** start Supplied material **

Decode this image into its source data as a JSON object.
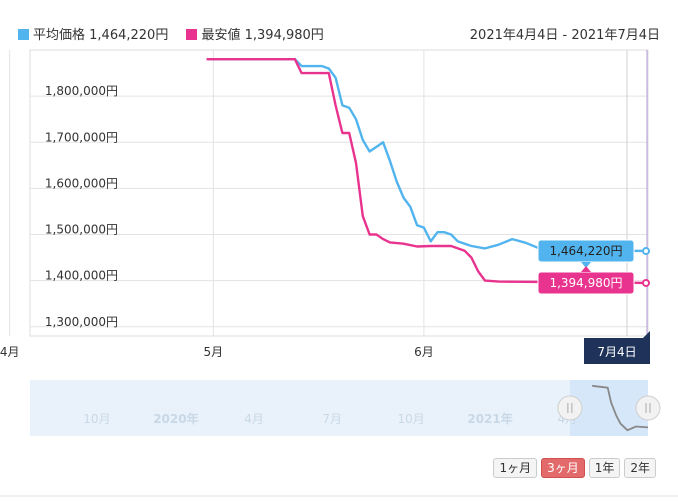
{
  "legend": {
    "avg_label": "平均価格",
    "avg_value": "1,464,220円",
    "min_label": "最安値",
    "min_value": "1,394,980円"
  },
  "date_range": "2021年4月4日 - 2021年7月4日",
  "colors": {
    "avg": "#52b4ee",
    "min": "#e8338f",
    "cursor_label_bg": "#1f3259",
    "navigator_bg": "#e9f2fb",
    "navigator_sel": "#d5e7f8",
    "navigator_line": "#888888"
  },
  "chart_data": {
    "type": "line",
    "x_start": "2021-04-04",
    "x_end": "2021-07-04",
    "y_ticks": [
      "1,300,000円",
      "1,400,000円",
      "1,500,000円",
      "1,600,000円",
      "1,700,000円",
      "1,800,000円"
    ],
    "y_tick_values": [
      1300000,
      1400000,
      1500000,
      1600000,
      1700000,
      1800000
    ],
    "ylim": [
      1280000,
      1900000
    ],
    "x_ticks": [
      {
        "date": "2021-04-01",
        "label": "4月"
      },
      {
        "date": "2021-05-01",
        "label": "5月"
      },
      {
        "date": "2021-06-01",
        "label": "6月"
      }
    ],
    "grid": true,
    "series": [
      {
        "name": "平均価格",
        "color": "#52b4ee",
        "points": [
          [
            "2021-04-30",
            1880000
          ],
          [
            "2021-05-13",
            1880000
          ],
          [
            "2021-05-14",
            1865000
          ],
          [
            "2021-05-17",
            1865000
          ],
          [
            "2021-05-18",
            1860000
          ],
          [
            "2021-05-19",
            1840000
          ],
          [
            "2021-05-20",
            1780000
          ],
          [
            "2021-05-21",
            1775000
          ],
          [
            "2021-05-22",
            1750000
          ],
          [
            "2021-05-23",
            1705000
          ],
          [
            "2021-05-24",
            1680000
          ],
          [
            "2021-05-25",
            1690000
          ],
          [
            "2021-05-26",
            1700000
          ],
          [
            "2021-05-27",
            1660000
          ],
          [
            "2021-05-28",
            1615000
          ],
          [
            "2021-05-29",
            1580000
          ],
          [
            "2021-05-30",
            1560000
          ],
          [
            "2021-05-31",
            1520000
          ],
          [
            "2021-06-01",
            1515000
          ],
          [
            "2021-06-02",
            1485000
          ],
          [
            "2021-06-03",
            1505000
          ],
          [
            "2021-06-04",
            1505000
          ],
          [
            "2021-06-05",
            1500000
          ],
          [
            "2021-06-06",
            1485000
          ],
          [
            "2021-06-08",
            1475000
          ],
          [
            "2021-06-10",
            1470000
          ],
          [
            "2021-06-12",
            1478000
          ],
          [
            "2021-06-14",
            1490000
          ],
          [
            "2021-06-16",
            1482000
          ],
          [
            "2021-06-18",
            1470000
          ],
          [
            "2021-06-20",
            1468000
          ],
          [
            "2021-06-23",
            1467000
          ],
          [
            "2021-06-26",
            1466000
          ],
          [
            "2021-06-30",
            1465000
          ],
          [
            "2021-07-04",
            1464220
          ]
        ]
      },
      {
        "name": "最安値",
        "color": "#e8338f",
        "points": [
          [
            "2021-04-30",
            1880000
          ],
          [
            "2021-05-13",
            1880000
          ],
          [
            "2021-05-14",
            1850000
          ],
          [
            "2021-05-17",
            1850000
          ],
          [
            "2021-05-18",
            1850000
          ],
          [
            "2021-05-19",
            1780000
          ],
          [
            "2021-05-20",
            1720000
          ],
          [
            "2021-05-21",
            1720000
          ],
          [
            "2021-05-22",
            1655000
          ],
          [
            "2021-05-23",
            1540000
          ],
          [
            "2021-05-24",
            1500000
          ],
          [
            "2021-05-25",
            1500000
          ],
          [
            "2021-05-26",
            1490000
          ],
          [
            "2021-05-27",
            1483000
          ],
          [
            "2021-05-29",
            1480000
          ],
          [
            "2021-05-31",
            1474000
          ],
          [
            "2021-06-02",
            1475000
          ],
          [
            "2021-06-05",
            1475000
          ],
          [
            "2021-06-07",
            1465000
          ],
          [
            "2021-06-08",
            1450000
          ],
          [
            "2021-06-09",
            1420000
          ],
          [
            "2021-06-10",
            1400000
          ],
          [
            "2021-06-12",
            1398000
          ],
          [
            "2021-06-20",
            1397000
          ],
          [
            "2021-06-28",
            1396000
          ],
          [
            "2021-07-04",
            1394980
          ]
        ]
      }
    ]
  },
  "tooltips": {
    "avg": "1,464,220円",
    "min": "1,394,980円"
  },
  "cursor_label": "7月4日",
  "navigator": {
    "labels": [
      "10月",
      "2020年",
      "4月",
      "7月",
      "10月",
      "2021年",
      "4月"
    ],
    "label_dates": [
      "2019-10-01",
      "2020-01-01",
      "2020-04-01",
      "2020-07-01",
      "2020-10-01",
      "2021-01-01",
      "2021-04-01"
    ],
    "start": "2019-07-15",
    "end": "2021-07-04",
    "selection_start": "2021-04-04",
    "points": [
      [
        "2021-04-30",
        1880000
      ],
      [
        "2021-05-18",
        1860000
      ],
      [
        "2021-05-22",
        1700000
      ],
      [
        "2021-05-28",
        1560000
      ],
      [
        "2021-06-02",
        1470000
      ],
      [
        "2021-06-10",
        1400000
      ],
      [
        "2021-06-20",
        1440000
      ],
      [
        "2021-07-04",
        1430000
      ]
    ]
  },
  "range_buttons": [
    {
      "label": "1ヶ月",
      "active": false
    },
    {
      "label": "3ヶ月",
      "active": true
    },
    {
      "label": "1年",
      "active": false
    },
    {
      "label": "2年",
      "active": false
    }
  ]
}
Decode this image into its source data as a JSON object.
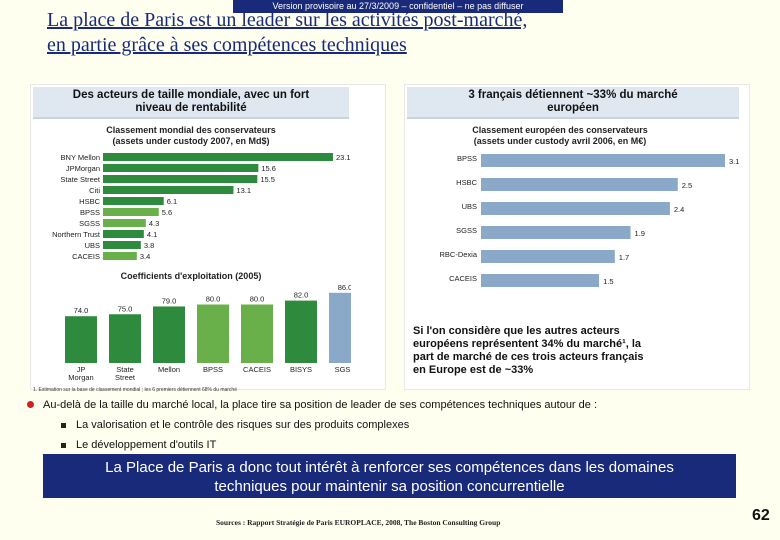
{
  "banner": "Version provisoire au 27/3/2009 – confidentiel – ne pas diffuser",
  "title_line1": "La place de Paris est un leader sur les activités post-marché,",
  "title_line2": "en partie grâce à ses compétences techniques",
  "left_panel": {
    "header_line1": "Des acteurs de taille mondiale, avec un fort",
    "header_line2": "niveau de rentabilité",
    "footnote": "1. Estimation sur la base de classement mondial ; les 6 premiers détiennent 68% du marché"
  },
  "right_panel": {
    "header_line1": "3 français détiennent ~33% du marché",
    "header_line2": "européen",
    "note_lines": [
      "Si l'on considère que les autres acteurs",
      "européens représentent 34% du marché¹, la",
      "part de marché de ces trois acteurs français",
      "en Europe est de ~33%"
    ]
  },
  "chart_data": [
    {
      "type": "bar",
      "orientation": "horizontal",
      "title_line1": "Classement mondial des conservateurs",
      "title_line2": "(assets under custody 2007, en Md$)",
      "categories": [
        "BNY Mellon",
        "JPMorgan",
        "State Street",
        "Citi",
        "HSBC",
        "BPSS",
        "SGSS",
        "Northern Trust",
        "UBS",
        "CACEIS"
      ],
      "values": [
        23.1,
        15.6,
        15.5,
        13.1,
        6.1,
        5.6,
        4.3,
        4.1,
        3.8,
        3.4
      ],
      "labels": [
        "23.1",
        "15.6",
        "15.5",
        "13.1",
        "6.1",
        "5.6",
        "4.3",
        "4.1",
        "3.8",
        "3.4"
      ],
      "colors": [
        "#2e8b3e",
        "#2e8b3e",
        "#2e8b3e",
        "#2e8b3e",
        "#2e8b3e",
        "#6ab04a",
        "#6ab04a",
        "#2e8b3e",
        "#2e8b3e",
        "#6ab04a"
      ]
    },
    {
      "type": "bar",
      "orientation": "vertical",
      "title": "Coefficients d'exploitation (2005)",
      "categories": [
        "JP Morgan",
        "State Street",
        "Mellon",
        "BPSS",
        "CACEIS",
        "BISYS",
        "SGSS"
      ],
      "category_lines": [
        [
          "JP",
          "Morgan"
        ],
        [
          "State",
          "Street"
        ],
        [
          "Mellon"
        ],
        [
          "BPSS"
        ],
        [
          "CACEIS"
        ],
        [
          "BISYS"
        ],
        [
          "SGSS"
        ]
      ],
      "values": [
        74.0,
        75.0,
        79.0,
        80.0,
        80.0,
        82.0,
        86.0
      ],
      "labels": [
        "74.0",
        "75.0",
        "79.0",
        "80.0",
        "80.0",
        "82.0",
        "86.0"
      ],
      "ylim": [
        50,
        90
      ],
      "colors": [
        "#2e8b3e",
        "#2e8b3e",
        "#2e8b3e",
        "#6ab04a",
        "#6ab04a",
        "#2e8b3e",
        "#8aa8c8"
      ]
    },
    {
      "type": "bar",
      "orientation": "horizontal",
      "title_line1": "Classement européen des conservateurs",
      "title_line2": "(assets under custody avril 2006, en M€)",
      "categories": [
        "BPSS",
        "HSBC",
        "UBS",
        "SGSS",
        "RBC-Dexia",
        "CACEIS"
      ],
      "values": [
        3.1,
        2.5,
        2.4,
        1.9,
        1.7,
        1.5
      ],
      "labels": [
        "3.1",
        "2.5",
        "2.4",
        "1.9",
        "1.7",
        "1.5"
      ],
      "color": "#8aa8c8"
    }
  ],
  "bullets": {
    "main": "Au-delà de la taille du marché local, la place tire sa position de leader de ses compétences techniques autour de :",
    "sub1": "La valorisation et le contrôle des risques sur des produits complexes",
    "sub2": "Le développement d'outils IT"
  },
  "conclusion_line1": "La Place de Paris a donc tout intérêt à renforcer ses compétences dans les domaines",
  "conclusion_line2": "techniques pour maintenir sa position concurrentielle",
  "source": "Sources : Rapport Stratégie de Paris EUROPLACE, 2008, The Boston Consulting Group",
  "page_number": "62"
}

** end Supplied material **

=== Exercise requirements ===
Pick out the lines above that hold the string "under" and show them.

=== Exercise result ===
      "title_line2": "(assets under custody 2007, en Md$)",
      "title_line2": "(assets under custody avril 2006, en M€)",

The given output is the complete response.